(Stored records)
┌──

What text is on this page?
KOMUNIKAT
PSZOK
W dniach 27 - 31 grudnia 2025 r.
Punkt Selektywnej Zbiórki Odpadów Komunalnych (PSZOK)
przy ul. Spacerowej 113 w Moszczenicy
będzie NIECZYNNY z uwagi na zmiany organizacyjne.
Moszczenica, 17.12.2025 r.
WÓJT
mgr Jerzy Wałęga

└──

* _Your instructions_: The records above should be restated word for word, please.

* _Exercise response_:
What text is on this page?
KOMUNIKAT
PSZOK
W dniach 27 - 31 grudnia 2025 r.
Punkt Selektywnej Zbiórki Odpadów Komunalnych (PSZOK)
przy ul. Spacerowej 113 w Moszczenicy
będzie NIECZYNNY z uwagi na zmiany organizacyjne.
Moszczenica, 17.12.2025 r.
WÓJT
mgr Jerzy Wałęga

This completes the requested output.